(Set task): In the listing below, count each line containing "将关系图改为" and answer with the count only.

(Material shown):

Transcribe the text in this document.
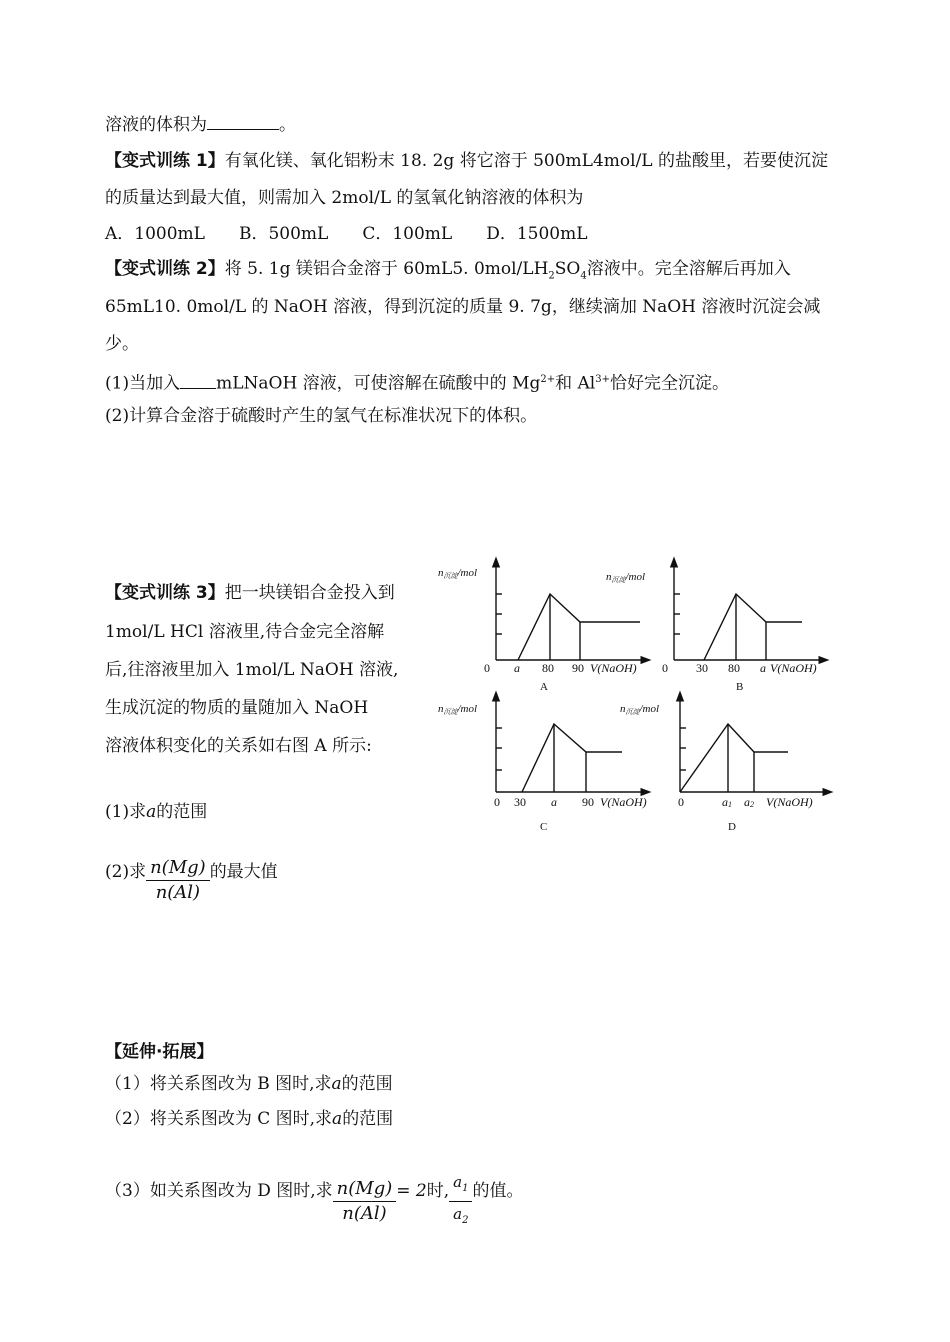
溶液的体积为	。
【变式训练 1】有氧化镁、氧化铝粉末 18. 2g 将它溶于 500mL4mol/L 的盐酸里，若要使沉淀
的质量达到最大值，则需加入 2mol/L 的氢氧化钠溶液的体积为
A．1000mL B．500mL C．100mL D．1500mL
【变式训练 2】将 5. 1g 镁铝合金溶于 60mL5. $0mol/LH_2SO_4$溶液中。完全溶解后再加入
65mL10. 0mol/L 的 NaOH 溶液，得到沉淀的质量 9. 7g，继续滴加 NaOH 溶液时沉淀会减
少。
(1)当加入 mLNaOH 溶液，可使溶解在硫酸中的 $Mg^{2+}$和 $Al^{3+}$恰好完全沉淀。
(2)计算合金溶于硫酸时产生的氢气在标准状况下的体积。
【变式训练 3】把一块镁铝合金投入到
1mol/L HCl 溶液里,待合金完全溶解
后,往溶液里加入 1mol/L NaOH 溶液,
生成沉淀的物质的量随加入 NaOH
溶液体积变化的关系如右图 A 所示:
(1)求a的范围
(2)求 $\frac{n(Mg)}{n(Al)}$ 的最大值
n沉淀/mol
0 a 80 90 V(NaOH)
A
n沉淀/mol
0 30 80 a V(NaOH)
B
n沉淀/mol
0 30 a 90 V(NaOH)
C
n沉淀/mol
0	a1 a2 V(NaOH)
D
【延伸·拓展】
（1）将关系图改为 B 图时,求a的范围
（2）将关系图改为 C 图时,求a的范围
（3）如关系图改为 D 图时,求 $\frac{n(Mg)}{n(Al)} = 2$时, $\frac{a_1}{a_2}$ 的值。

(Solution to this task): 2